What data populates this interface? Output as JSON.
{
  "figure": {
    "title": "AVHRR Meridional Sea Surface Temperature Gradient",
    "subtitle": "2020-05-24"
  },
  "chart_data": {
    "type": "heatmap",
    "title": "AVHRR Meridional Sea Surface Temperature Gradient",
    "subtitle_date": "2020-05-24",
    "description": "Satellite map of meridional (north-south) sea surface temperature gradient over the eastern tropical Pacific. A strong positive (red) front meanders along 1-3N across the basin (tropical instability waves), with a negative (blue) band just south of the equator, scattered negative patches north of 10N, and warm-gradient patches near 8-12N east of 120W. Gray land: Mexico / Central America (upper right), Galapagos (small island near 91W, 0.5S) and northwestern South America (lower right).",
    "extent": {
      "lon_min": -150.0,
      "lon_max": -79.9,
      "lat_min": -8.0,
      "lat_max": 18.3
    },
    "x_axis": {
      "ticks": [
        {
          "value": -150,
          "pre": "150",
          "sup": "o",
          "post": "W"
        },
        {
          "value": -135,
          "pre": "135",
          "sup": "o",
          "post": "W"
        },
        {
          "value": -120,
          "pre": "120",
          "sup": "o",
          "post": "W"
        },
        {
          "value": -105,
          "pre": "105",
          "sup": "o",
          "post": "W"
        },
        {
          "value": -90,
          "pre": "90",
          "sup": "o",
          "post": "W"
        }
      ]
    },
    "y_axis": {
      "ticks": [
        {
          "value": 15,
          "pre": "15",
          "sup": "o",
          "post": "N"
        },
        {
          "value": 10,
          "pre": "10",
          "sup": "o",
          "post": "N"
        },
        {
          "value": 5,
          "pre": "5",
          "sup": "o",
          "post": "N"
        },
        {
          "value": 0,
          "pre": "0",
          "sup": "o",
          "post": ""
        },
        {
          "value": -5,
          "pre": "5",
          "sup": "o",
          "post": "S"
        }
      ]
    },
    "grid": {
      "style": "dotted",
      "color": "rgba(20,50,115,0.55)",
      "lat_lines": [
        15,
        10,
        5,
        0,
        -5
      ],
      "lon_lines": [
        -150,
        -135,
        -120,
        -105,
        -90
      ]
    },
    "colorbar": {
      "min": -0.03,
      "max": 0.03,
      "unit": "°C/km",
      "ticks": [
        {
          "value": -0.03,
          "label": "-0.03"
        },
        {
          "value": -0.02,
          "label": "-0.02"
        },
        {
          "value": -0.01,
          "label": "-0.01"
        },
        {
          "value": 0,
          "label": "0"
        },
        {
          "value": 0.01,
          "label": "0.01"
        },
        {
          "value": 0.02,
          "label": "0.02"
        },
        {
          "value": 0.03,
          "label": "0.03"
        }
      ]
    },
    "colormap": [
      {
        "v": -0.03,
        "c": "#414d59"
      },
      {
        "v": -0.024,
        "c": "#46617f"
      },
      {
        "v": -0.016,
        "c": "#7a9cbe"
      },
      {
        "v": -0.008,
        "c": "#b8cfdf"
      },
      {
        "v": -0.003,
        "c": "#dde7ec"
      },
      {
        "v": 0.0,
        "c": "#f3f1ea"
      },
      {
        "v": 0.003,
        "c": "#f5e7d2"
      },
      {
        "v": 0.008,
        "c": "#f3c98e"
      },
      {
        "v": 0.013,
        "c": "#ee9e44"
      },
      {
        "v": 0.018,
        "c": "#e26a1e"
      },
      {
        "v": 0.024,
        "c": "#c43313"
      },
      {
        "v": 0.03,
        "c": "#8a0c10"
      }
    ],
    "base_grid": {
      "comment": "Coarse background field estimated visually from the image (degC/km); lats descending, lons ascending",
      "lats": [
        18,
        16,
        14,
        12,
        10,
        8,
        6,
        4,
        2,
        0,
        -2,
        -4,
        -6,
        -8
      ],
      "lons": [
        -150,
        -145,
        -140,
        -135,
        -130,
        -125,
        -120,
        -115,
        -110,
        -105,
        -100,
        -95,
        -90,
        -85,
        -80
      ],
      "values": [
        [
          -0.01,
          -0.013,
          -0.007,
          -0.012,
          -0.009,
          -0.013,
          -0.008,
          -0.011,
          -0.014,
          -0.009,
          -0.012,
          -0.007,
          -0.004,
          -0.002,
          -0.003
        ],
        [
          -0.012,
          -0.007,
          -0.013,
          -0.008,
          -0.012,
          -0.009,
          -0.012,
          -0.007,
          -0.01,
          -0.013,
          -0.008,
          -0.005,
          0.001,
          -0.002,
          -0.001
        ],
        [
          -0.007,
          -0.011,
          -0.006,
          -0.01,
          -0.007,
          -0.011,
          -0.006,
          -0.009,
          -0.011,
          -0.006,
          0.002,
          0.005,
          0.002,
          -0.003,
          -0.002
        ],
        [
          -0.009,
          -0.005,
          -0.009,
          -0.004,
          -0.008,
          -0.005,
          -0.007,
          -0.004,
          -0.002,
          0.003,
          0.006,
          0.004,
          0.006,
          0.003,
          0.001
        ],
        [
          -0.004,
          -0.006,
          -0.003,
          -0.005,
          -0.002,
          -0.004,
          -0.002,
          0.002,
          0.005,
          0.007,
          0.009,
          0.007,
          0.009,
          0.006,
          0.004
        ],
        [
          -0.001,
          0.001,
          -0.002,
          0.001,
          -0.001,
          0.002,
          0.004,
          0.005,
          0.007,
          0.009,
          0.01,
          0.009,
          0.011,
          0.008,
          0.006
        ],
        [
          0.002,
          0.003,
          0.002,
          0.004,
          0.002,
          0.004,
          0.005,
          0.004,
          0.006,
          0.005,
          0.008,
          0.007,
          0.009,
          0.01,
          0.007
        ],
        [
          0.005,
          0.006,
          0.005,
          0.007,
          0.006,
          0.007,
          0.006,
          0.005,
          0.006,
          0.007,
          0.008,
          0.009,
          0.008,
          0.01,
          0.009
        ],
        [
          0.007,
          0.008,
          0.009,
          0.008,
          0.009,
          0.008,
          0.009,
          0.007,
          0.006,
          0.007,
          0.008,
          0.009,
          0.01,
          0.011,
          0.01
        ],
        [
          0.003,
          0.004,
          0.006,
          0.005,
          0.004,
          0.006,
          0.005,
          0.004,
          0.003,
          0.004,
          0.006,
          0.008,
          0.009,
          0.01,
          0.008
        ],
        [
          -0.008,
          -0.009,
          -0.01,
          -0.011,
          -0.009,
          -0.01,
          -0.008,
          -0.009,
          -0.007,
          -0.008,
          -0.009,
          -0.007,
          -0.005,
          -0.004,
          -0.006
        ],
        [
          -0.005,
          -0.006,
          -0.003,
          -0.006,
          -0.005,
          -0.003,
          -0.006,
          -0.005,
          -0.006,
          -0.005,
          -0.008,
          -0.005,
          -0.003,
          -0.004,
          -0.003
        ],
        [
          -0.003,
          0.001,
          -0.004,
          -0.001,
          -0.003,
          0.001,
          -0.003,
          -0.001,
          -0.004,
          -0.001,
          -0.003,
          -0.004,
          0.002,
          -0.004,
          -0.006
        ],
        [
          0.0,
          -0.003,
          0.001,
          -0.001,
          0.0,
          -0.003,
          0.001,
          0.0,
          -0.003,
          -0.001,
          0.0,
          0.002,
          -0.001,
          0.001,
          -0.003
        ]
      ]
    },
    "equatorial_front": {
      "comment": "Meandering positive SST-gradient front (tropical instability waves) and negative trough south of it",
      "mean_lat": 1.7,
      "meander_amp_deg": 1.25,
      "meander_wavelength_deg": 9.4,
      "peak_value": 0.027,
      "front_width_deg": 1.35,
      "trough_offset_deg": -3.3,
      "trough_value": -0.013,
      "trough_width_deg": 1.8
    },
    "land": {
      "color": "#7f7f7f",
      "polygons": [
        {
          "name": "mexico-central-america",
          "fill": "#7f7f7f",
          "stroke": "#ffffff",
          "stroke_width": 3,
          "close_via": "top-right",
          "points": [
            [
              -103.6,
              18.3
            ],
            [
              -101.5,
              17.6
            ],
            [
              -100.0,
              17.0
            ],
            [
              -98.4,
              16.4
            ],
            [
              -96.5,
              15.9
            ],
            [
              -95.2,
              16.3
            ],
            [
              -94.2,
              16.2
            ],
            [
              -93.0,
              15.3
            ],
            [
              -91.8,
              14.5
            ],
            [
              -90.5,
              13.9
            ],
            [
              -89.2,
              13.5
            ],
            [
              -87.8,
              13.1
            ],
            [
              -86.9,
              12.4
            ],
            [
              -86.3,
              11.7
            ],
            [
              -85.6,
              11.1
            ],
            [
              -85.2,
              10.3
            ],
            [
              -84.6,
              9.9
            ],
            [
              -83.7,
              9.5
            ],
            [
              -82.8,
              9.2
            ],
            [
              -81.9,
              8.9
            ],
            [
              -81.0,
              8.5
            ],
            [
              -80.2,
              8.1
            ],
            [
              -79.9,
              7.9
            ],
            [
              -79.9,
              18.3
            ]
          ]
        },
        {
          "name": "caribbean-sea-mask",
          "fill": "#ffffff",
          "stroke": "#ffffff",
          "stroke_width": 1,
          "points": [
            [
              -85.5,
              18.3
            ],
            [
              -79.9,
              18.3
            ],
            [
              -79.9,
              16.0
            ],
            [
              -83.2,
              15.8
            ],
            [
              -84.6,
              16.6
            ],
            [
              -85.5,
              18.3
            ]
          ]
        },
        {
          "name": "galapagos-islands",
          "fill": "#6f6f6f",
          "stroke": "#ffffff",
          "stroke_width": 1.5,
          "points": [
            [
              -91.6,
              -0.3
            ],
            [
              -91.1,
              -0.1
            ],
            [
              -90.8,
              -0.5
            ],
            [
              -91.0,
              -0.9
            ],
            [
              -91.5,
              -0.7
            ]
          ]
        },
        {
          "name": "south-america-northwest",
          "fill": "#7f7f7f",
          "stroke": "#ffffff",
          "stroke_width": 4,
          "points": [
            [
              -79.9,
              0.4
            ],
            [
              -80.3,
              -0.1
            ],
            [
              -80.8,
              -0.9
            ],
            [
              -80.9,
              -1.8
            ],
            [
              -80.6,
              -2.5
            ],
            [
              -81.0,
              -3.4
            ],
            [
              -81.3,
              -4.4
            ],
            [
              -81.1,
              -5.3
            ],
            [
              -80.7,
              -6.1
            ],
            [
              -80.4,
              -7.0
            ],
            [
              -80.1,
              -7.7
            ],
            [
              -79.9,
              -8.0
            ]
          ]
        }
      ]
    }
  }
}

**EXERCISE OBJECTIVE:** Provide the number of lines in the entries that include "tropical", and no other text.

**CORRECT RESULT:** 2